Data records
____________

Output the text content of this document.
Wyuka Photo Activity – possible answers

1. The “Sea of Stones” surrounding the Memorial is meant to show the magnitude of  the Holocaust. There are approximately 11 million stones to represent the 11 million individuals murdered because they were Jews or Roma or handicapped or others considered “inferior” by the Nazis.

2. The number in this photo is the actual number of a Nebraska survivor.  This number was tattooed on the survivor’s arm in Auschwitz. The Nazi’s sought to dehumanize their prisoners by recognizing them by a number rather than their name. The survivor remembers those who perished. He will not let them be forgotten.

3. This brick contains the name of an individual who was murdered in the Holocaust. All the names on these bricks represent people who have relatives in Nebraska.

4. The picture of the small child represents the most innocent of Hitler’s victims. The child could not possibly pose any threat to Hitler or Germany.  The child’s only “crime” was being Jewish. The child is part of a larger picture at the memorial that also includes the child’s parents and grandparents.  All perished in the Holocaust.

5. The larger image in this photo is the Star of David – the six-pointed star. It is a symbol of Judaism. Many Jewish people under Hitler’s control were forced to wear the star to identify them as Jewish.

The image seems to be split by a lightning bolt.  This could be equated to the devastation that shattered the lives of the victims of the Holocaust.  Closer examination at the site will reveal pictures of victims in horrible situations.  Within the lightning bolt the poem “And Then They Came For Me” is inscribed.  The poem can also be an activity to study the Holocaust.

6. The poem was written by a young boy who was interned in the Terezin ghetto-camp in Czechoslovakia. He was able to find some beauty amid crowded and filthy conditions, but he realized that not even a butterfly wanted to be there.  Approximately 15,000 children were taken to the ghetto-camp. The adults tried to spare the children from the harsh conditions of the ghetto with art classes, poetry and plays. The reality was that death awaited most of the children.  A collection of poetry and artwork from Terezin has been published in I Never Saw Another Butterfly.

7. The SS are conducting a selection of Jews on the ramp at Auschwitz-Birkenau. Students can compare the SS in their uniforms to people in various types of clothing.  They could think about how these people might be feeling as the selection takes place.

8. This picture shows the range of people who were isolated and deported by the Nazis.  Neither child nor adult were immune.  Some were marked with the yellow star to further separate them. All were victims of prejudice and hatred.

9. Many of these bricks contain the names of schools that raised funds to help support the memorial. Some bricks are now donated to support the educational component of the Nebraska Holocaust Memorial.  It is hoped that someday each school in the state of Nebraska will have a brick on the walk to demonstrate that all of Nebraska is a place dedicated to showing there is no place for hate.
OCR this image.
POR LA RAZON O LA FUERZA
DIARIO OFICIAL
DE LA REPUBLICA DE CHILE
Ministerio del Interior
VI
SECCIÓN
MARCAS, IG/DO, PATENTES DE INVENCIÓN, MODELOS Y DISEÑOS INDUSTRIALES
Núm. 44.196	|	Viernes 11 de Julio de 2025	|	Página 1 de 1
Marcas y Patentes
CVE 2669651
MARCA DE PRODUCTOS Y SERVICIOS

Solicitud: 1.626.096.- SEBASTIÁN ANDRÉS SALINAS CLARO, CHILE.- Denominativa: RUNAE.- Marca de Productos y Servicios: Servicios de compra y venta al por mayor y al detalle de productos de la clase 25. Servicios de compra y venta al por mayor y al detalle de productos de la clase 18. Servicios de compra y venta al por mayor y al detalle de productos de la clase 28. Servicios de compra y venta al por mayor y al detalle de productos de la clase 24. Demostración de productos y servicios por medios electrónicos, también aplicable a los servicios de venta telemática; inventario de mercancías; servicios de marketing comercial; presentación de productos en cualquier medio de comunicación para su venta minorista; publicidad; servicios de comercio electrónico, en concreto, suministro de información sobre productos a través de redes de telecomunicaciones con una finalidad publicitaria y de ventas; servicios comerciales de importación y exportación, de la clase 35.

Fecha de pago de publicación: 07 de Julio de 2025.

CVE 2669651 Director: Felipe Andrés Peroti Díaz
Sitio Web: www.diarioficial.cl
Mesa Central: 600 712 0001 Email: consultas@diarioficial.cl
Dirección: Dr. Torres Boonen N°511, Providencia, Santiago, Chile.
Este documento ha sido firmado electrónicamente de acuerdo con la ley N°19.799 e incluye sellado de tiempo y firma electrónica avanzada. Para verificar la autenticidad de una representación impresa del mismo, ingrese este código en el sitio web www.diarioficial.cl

____________

BRIEF:
Send back all of the entries exactly, with nothing missing.

FULL SOLUTION:
Output the text content of this document.
Wyuka Photo Activity – possible answers

1. The “Sea of Stones” surrounding the Memorial is meant to show the magnitude of  the Holocaust. There are approximately 11 million stones to represent the 11 million individuals murdered because they were Jews or Roma or handicapped or others considered “inferior” by the Nazis.

2. The number in this photo is the actual number of a Nebraska survivor.  This number was tattooed on the survivor’s arm in Auschwitz. The Nazi’s sought to dehumanize their prisoners by recognizing them by a number rather than their name. The survivor remembers those who perished. He will not let them be forgotten.

3. This brick contains the name of an individual who was murdered in the Holocaust. All the names on these bricks represent people who have relatives in Nebraska.

4. The picture of the small child represents the most innocent of Hitler’s victims. The child could not possibly pose any threat to Hitler or Germany.  The child’s only “crime” was being Jewish. The child is part of a larger picture at the memorial that also includes the child’s parents and grandparents.  All perished in the Holocaust.

5. The larger image in this photo is the Star of David – the six-pointed star. It is a symbol of Judaism. Many Jewish people under Hitler’s control were forced to wear the star to identify them as Jewish.

The image seems to be split by a lightning bolt.  This could be equated to the devastation that shattered the lives of the victims of the Holocaust.  Closer examination at the site will reveal pictures of victims in horrible situations.  Within the lightning bolt the poem “And Then They Came For Me” is inscribed.  The poem can also be an activity to study the Holocaust.

6. The poem was written by a young boy who was interned in the Terezin ghetto-camp in Czechoslovakia. He was able to find some beauty amid crowded and filthy conditions, but he realized that not even a butterfly wanted to be there.  Approximately 15,000 children were taken to the ghetto-camp. The adults tried to spare the children from the harsh conditions of the ghetto with art classes, poetry and plays. The reality was that death awaited most of the children.  A collection of poetry and artwork from Terezin has been published in I Never Saw Another Butterfly.

7. The SS are conducting a selection of Jews on the ramp at Auschwitz-Birkenau. Students can compare the SS in their uniforms to people in various types of clothing.  They could think about how these people might be feeling as the selection takes place.

8. This picture shows the range of people who were isolated and deported by the Nazis.  Neither child nor adult were immune.  Some were marked with the yellow star to further separate them. All were victims of prejudice and hatred.

9. Many of these bricks contain the names of schools that raised funds to help support the memorial. Some bricks are now donated to support the educational component of the Nebraska Holocaust Memorial.  It is hoped that someday each school in the state of Nebraska will have a brick on the walk to demonstrate that all of Nebraska is a place dedicated to showing there is no place for hate.
OCR this image.
POR LA RAZON O LA FUERZA
DIARIO OFICIAL
DE LA REPUBLICA DE CHILE
Ministerio del Interior
VI
SECCIÓN
MARCAS, IG/DO, PATENTES DE INVENCIÓN, MODELOS Y DISEÑOS INDUSTRIALES
Núm. 44.196	|	Viernes 11 de Julio de 2025	|	Página 1 de 1
Marcas y Patentes
CVE 2669651
MARCA DE PRODUCTOS Y SERVICIOS

Solicitud: 1.626.096.- SEBASTIÁN ANDRÉS SALINAS CLARO, CHILE.- Denominativa: RUNAE.- Marca de Productos y Servicios: Servicios de compra y venta al por mayor y al detalle de productos de la clase 25. Servicios de compra y venta al por mayor y al detalle de productos de la clase 18. Servicios de compra y venta al por mayor y al detalle de productos de la clase 28. Servicios de compra y venta al por mayor y al detalle de productos de la clase 24. Demostración de productos y servicios por medios electrónicos, también aplicable a los servicios de venta telemática; inventario de mercancías; servicios de marketing comercial; presentación de productos en cualquier medio de comunicación para su venta minorista; publicidad; servicios de comercio electrónico, en concreto, suministro de información sobre productos a través de redes de telecomunicaciones con una finalidad publicitaria y de ventas; servicios comerciales de importación y exportación, de la clase 35.

Fecha de pago de publicación: 07 de Julio de 2025.

CVE 2669651 Director: Felipe Andrés Peroti Díaz
Sitio Web: www.diarioficial.cl
Mesa Central: 600 712 0001 Email: consultas@diarioficial.cl
Dirección: Dr. Torres Boonen N°511, Providencia, Santiago, Chile.
Este documento ha sido firmado electrónicamente de acuerdo con la ley N°19.799 e incluye sellado de tiempo y firma electrónica avanzada. Para verificar la autenticidad de una representación impresa del mismo, ingrese este código en el sitio web www.diarioficial.cl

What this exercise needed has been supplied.